Dataset listings of figures
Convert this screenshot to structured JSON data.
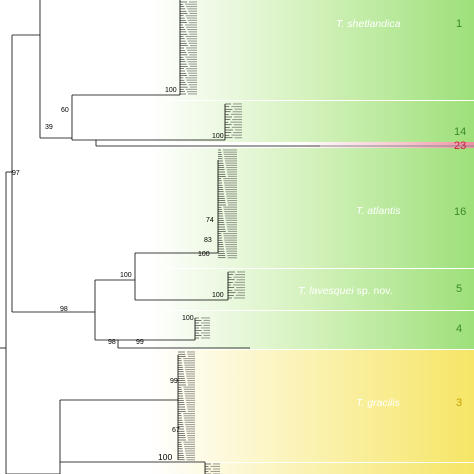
{
  "clades": [
    {
      "id": "shetlandica",
      "label": "T. shetlandica",
      "suffix": "",
      "count": "1",
      "count_color": "#3a8a2a",
      "tone": "green"
    },
    {
      "id": "clade14",
      "label": "",
      "suffix": "",
      "count": "14",
      "count_color": "#3a8a2a",
      "tone": "green"
    },
    {
      "id": "clade23",
      "label": "",
      "suffix": "",
      "count": "23",
      "count_color": "#c0203a",
      "tone": "pink"
    },
    {
      "id": "atlantis",
      "label": "T. atlantis",
      "suffix": "",
      "count": "16",
      "count_color": "#3a8a2a",
      "tone": "green"
    },
    {
      "id": "lavesquei",
      "label": "T. lavesquei",
      "suffix": " sp. nov.",
      "count": "5",
      "count_color": "#3a8a2a",
      "tone": "green"
    },
    {
      "id": "clade4",
      "label": "",
      "suffix": "",
      "count": "4",
      "count_color": "#3a8a2a",
      "tone": "green"
    },
    {
      "id": "gracilis",
      "label": "T. gracilis",
      "suffix": "",
      "count": "3",
      "count_color": "#c8a000",
      "tone": "yellow"
    }
  ],
  "support_values": {
    "s97": "97",
    "s39": "39",
    "s60": "60",
    "s98": "98",
    "s98b": "98",
    "s99": "99",
    "s100_shet": "100",
    "s100_c14": "100",
    "s74": "74",
    "s83": "83",
    "s100_atl": "100",
    "s100_mid": "100",
    "s100_lav": "100",
    "s100_c4": "100",
    "s99_gra": "99",
    "s67": "67",
    "s100_bottom": "100"
  },
  "colors": {
    "green": "#a8e38a",
    "yellow": "#f6ea7a",
    "pink": "#f0a0b0",
    "separator": "#ffffff"
  }
}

GOAL
Except for the pictures, print the data above exactly.

THE COMPLETED TASK
Convert this screenshot to structured JSON data.
{
  "clades": [
    {
      "id": "shetlandica",
      "label": "T. shetlandica",
      "suffix": "",
      "count": "1",
      "count_color": "#3a8a2a",
      "tone": "green"
    },
    {
      "id": "clade14",
      "label": "",
      "suffix": "",
      "count": "14",
      "count_color": "#3a8a2a",
      "tone": "green"
    },
    {
      "id": "clade23",
      "label": "",
      "suffix": "",
      "count": "23",
      "count_color": "#c0203a",
      "tone": "pink"
    },
    {
      "id": "atlantis",
      "label": "T. atlantis",
      "suffix": "",
      "count": "16",
      "count_color": "#3a8a2a",
      "tone": "green"
    },
    {
      "id": "lavesquei",
      "label": "T. lavesquei",
      "suffix": " sp. nov.",
      "count": "5",
      "count_color": "#3a8a2a",
      "tone": "green"
    },
    {
      "id": "clade4",
      "label": "",
      "suffix": "",
      "count": "4",
      "count_color": "#3a8a2a",
      "tone": "green"
    },
    {
      "id": "gracilis",
      "label": "T. gracilis",
      "suffix": "",
      "count": "3",
      "count_color": "#c8a000",
      "tone": "yellow"
    }
  ],
  "support_values": {
    "s97": "97",
    "s39": "39",
    "s60": "60",
    "s98": "98",
    "s98b": "98",
    "s99": "99",
    "s100_shet": "100",
    "s100_c14": "100",
    "s74": "74",
    "s83": "83",
    "s100_atl": "100",
    "s100_mid": "100",
    "s100_lav": "100",
    "s100_c4": "100",
    "s99_gra": "99",
    "s67": "67",
    "s100_bottom": "100"
  },
  "colors": {
    "green": "#a8e38a",
    "yellow": "#f6ea7a",
    "pink": "#f0a0b0",
    "separator": "#ffffff"
  }
}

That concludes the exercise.